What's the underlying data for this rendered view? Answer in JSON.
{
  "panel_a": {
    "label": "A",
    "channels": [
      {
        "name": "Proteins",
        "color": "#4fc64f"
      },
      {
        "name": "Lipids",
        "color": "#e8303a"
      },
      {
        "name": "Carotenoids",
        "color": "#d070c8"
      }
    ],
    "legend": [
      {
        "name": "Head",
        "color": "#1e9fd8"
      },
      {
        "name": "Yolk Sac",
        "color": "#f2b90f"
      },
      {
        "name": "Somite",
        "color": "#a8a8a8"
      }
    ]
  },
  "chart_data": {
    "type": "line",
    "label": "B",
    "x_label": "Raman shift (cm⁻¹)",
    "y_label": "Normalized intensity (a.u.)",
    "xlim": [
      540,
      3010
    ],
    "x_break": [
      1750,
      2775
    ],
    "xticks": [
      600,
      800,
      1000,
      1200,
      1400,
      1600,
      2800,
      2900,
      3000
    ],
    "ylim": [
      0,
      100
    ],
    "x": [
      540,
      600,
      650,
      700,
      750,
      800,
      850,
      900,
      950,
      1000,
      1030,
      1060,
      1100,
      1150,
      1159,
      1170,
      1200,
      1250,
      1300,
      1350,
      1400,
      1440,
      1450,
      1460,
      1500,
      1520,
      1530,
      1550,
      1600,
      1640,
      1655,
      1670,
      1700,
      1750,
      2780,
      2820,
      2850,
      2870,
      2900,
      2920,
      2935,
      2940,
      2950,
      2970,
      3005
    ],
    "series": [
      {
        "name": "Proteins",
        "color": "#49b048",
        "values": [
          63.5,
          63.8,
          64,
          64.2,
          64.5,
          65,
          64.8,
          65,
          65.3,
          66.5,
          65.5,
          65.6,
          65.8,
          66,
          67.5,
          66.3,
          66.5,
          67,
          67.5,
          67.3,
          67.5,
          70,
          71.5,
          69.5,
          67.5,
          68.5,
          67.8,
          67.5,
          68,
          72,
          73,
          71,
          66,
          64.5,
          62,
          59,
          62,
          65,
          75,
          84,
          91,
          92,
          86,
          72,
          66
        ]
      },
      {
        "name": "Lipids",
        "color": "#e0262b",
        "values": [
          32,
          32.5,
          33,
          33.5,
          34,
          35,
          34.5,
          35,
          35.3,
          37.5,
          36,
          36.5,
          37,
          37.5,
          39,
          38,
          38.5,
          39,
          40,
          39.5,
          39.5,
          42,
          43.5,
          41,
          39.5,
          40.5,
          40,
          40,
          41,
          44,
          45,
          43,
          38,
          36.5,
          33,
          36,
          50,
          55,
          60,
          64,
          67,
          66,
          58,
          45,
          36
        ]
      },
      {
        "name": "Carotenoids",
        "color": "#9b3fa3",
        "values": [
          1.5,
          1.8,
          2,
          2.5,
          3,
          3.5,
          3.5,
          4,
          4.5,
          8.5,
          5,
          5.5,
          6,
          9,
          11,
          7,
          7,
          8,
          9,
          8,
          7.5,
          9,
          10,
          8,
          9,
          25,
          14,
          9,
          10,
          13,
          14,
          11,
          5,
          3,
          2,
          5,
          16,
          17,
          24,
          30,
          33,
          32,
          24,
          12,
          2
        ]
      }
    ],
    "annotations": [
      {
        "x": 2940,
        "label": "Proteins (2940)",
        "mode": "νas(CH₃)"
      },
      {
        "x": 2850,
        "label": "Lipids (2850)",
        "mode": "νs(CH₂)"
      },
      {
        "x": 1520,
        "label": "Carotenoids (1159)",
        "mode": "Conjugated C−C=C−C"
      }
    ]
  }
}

Problem requirements → Check every line above for the string "mode" and copy those that have it.

Solution to this exercise →
        "mode": "νas(CH₃)"
        "mode": "νs(CH₂)"
        "mode": "Conjugated C−C=C−C"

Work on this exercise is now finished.